◆ **Your objective**: Return the listing word for word, as given.

◆ **Dataset extract**:
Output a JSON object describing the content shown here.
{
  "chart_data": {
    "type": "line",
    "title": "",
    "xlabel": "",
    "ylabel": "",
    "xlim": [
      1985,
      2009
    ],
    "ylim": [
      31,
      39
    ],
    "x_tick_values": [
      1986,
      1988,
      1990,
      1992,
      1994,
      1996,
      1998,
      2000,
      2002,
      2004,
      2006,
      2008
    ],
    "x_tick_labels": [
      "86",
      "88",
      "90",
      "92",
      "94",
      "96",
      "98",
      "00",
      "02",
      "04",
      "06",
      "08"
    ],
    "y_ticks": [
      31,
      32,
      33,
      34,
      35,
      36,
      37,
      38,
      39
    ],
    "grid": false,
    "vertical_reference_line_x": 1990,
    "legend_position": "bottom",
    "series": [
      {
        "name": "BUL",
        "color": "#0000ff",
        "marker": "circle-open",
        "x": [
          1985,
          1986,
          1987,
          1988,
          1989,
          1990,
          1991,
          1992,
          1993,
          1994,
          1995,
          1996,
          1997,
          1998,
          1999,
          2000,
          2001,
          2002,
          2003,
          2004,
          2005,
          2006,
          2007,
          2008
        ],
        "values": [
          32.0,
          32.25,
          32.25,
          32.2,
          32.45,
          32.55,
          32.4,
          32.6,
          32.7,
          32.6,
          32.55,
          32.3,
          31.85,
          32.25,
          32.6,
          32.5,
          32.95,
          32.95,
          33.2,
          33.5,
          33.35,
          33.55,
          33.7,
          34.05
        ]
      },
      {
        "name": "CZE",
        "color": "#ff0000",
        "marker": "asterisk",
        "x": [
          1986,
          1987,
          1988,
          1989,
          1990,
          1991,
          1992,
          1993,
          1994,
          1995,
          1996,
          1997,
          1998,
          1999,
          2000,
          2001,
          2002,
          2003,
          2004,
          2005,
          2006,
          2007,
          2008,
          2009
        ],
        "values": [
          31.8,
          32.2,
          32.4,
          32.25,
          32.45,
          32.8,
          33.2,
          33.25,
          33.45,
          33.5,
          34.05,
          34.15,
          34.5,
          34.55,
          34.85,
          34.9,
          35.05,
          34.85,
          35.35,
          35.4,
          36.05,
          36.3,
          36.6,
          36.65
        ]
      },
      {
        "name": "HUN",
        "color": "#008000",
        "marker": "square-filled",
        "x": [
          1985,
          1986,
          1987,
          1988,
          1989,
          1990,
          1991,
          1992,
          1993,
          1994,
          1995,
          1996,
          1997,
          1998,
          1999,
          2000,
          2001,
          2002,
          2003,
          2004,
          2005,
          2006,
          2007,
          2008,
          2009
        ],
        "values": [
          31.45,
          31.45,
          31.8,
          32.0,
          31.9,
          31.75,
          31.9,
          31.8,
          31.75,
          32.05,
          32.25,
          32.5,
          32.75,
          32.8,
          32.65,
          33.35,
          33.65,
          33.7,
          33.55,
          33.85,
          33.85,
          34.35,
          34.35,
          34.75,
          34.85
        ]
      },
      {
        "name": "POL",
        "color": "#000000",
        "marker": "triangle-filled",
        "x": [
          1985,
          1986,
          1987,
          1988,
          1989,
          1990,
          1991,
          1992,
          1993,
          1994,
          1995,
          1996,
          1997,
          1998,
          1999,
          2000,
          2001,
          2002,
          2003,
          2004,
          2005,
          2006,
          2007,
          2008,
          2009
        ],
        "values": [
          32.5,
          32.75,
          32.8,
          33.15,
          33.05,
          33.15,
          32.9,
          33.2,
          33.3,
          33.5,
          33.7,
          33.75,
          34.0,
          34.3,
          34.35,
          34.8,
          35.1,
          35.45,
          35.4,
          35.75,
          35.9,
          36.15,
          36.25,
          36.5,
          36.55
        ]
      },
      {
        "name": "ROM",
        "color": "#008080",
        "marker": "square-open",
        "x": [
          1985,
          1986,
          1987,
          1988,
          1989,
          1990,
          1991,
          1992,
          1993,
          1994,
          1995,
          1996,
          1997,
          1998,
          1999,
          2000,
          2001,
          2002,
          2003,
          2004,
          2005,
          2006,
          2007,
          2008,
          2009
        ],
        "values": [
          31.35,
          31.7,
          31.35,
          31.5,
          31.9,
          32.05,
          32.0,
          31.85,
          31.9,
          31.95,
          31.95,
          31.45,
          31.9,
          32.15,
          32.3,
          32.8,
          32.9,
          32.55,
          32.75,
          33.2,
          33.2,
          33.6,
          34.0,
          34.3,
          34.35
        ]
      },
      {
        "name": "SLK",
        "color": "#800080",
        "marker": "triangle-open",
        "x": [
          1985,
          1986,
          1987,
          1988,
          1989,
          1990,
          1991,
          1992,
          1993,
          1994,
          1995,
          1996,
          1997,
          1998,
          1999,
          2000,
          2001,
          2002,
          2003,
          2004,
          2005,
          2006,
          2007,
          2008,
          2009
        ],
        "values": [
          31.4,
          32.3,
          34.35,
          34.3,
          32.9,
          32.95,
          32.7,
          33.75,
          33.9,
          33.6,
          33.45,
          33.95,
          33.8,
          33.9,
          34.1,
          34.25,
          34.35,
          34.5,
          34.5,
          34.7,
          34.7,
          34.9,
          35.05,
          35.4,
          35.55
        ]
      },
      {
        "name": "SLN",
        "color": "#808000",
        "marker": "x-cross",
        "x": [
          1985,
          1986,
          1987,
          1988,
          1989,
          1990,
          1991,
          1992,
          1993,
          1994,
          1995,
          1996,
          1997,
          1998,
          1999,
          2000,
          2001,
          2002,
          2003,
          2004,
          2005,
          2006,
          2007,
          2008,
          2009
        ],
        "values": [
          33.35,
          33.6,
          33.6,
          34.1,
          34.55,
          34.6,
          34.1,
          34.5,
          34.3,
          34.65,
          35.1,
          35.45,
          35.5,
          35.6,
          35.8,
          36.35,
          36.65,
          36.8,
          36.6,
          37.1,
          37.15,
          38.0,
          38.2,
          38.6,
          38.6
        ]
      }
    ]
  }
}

◆ **Reply**:
Output a JSON object describing the content shown here.
{
  "chart_data": {
    "type": "line",
    "title": "",
    "xlabel": "",
    "ylabel": "",
    "xlim": [
      1985,
      2009
    ],
    "ylim": [
      31,
      39
    ],
    "x_tick_values": [
      1986,
      1988,
      1990,
      1992,
      1994,
      1996,
      1998,
      2000,
      2002,
      2004,
      2006,
      2008
    ],
    "x_tick_labels": [
      "86",
      "88",
      "90",
      "92",
      "94",
      "96",
      "98",
      "00",
      "02",
      "04",
      "06",
      "08"
    ],
    "y_ticks": [
      31,
      32,
      33,
      34,
      35,
      36,
      37,
      38,
      39
    ],
    "grid": false,
    "vertical_reference_line_x": 1990,
    "legend_position": "bottom",
    "series": [
      {
        "name": "BUL",
        "color": "#0000ff",
        "marker": "circle-open",
        "x": [
          1985,
          1986,
          1987,
          1988,
          1989,
          1990,
          1991,
          1992,
          1993,
          1994,
          1995,
          1996,
          1997,
          1998,
          1999,
          2000,
          2001,
          2002,
          2003,
          2004,
          2005,
          2006,
          2007,
          2008
        ],
        "values": [
          32.0,
          32.25,
          32.25,
          32.2,
          32.45,
          32.55,
          32.4,
          32.6,
          32.7,
          32.6,
          32.55,
          32.3,
          31.85,
          32.25,
          32.6,
          32.5,
          32.95,
          32.95,
          33.2,
          33.5,
          33.35,
          33.55,
          33.7,
          34.05
        ]
      },
      {
        "name": "CZE",
        "color": "#ff0000",
        "marker": "asterisk",
        "x": [
          1986,
          1987,
          1988,
          1989,
          1990,
          1991,
          1992,
          1993,
          1994,
          1995,
          1996,
          1997,
          1998,
          1999,
          2000,
          2001,
          2002,
          2003,
          2004,
          2005,
          2006,
          2007,
          2008,
          2009
        ],
        "values": [
          31.8,
          32.2,
          32.4,
          32.25,
          32.45,
          32.8,
          33.2,
          33.25,
          33.45,
          33.5,
          34.05,
          34.15,
          34.5,
          34.55,
          34.85,
          34.9,
          35.05,
          34.85,
          35.35,
          35.4,
          36.05,
          36.3,
          36.6,
          36.65
        ]
      },
      {
        "name": "HUN",
        "color": "#008000",
        "marker": "square-filled",
        "x": [
          1985,
          1986,
          1987,
          1988,
          1989,
          1990,
          1991,
          1992,
          1993,
          1994,
          1995,
          1996,
          1997,
          1998,
          1999,
          2000,
          2001,
          2002,
          2003,
          2004,
          2005,
          2006,
          2007,
          2008,
          2009
        ],
        "values": [
          31.45,
          31.45,
          31.8,
          32.0,
          31.9,
          31.75,
          31.9,
          31.8,
          31.75,
          32.05,
          32.25,
          32.5,
          32.75,
          32.8,
          32.65,
          33.35,
          33.65,
          33.7,
          33.55,
          33.85,
          33.85,
          34.35,
          34.35,
          34.75,
          34.85
        ]
      },
      {
        "name": "POL",
        "color": "#000000",
        "marker": "triangle-filled",
        "x": [
          1985,
          1986,
          1987,
          1988,
          1989,
          1990,
          1991,
          1992,
          1993,
          1994,
          1995,
          1996,
          1997,
          1998,
          1999,
          2000,
          2001,
          2002,
          2003,
          2004,
          2005,
          2006,
          2007,
          2008,
          2009
        ],
        "values": [
          32.5,
          32.75,
          32.8,
          33.15,
          33.05,
          33.15,
          32.9,
          33.2,
          33.3,
          33.5,
          33.7,
          33.75,
          34.0,
          34.3,
          34.35,
          34.8,
          35.1,
          35.45,
          35.4,
          35.75,
          35.9,
          36.15,
          36.25,
          36.5,
          36.55
        ]
      },
      {
        "name": "ROM",
        "color": "#008080",
        "marker": "square-open",
        "x": [
          1985,
          1986,
          1987,
          1988,
          1989,
          1990,
          1991,
          1992,
          1993,
          1994,
          1995,
          1996,
          1997,
          1998,
          1999,
          2000,
          2001,
          2002,
          2003,
          2004,
          2005,
          2006,
          2007,
          2008,
          2009
        ],
        "values": [
          31.35,
          31.7,
          31.35,
          31.5,
          31.9,
          32.05,
          32.0,
          31.85,
          31.9,
          31.95,
          31.95,
          31.45,
          31.9,
          32.15,
          32.3,
          32.8,
          32.9,
          32.55,
          32.75,
          33.2,
          33.2,
          33.6,
          34.0,
          34.3,
          34.35
        ]
      },
      {
        "name": "SLK",
        "color": "#800080",
        "marker": "triangle-open",
        "x": [
          1985,
          1986,
          1987,
          1988,
          1989,
          1990,
          1991,
          1992,
          1993,
          1994,
          1995,
          1996,
          1997,
          1998,
          1999,
          2000,
          2001,
          2002,
          2003,
          2004,
          2005,
          2006,
          2007,
          2008,
          2009
        ],
        "values": [
          31.4,
          32.3,
          34.35,
          34.3,
          32.9,
          32.95,
          32.7,
          33.75,
          33.9,
          33.6,
          33.45,
          33.95,
          33.8,
          33.9,
          34.1,
          34.25,
          34.35,
          34.5,
          34.5,
          34.7,
          34.7,
          34.9,
          35.05,
          35.4,
          35.55
        ]
      },
      {
        "name": "SLN",
        "color": "#808000",
        "marker": "x-cross",
        "x": [
          1985,
          1986,
          1987,
          1988,
          1989,
          1990,
          1991,
          1992,
          1993,
          1994,
          1995,
          1996,
          1997,
          1998,
          1999,
          2000,
          2001,
          2002,
          2003,
          2004,
          2005,
          2006,
          2007,
          2008,
          2009
        ],
        "values": [
          33.35,
          33.6,
          33.6,
          34.1,
          34.55,
          34.6,
          34.1,
          34.5,
          34.3,
          34.65,
          35.1,
          35.45,
          35.5,
          35.6,
          35.8,
          36.35,
          36.65,
          36.8,
          36.6,
          37.1,
          37.15,
          38.0,
          38.2,
          38.6,
          38.6
        ]
      }
    ]
  }
}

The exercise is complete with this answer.